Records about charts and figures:
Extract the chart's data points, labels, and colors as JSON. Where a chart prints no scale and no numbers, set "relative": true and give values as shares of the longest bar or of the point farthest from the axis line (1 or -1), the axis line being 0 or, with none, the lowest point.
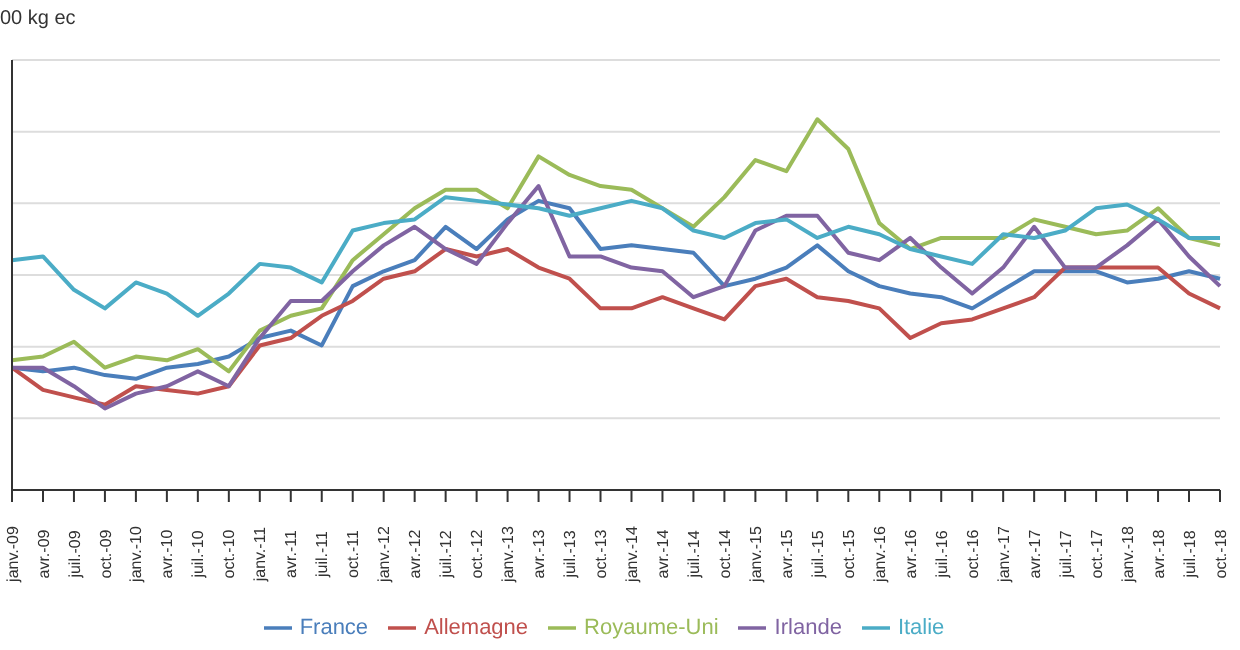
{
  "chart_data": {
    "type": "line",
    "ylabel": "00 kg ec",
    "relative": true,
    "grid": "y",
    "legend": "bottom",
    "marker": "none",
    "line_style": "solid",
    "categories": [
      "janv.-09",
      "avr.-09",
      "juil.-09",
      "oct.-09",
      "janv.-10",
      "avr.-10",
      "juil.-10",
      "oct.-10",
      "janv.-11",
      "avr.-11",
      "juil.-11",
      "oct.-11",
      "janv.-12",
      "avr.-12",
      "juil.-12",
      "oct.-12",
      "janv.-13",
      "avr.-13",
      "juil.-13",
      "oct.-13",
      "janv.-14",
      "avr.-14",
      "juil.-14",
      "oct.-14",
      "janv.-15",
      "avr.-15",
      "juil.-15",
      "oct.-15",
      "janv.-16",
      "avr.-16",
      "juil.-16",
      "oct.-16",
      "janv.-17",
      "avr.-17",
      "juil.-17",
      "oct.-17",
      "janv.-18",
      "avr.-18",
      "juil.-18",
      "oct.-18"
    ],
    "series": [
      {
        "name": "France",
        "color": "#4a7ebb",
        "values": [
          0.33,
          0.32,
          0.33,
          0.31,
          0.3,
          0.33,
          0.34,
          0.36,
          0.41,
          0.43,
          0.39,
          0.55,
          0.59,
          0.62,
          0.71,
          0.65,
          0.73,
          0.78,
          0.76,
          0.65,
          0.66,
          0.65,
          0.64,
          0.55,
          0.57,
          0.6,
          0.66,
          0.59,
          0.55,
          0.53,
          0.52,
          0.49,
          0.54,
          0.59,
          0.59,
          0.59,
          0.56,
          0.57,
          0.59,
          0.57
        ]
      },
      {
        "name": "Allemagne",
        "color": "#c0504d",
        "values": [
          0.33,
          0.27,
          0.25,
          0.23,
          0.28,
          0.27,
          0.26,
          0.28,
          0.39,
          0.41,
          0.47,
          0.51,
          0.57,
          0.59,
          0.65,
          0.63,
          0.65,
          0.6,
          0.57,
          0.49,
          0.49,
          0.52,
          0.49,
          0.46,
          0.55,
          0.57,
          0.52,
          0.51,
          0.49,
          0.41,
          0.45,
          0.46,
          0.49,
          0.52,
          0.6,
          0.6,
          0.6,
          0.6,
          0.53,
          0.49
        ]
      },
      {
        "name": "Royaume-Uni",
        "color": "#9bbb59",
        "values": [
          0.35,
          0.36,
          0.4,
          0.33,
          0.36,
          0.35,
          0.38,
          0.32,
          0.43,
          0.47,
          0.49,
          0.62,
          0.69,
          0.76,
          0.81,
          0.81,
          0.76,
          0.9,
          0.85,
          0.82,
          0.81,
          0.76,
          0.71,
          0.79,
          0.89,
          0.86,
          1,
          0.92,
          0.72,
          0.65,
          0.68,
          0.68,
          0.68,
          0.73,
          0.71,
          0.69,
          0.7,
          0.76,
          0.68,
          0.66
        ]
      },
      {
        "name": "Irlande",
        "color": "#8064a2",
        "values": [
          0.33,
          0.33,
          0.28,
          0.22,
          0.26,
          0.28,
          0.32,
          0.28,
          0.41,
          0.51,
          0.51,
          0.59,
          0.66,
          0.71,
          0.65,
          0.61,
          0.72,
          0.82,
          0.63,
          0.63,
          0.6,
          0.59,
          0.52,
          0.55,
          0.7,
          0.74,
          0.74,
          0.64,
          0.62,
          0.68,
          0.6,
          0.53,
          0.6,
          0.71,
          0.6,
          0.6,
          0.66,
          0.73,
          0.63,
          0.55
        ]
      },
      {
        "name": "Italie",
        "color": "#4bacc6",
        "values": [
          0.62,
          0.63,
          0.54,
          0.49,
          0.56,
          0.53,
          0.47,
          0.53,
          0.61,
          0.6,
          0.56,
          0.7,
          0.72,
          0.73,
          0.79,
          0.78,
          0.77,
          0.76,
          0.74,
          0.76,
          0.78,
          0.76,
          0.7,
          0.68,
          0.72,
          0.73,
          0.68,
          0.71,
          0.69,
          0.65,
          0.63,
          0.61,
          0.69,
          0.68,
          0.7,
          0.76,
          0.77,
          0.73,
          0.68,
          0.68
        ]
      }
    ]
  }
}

Given problem>
Wherever the word "janv" occurs in a line of the listing, copy that line.

Final answer>
      "janv.-09",
      "janv.-10",
      "janv.-11",
      "janv.-12",
      "janv.-13",
      "janv.-14",
      "janv.-15",
      "janv.-16",
      "janv.-17",
      "janv.-18",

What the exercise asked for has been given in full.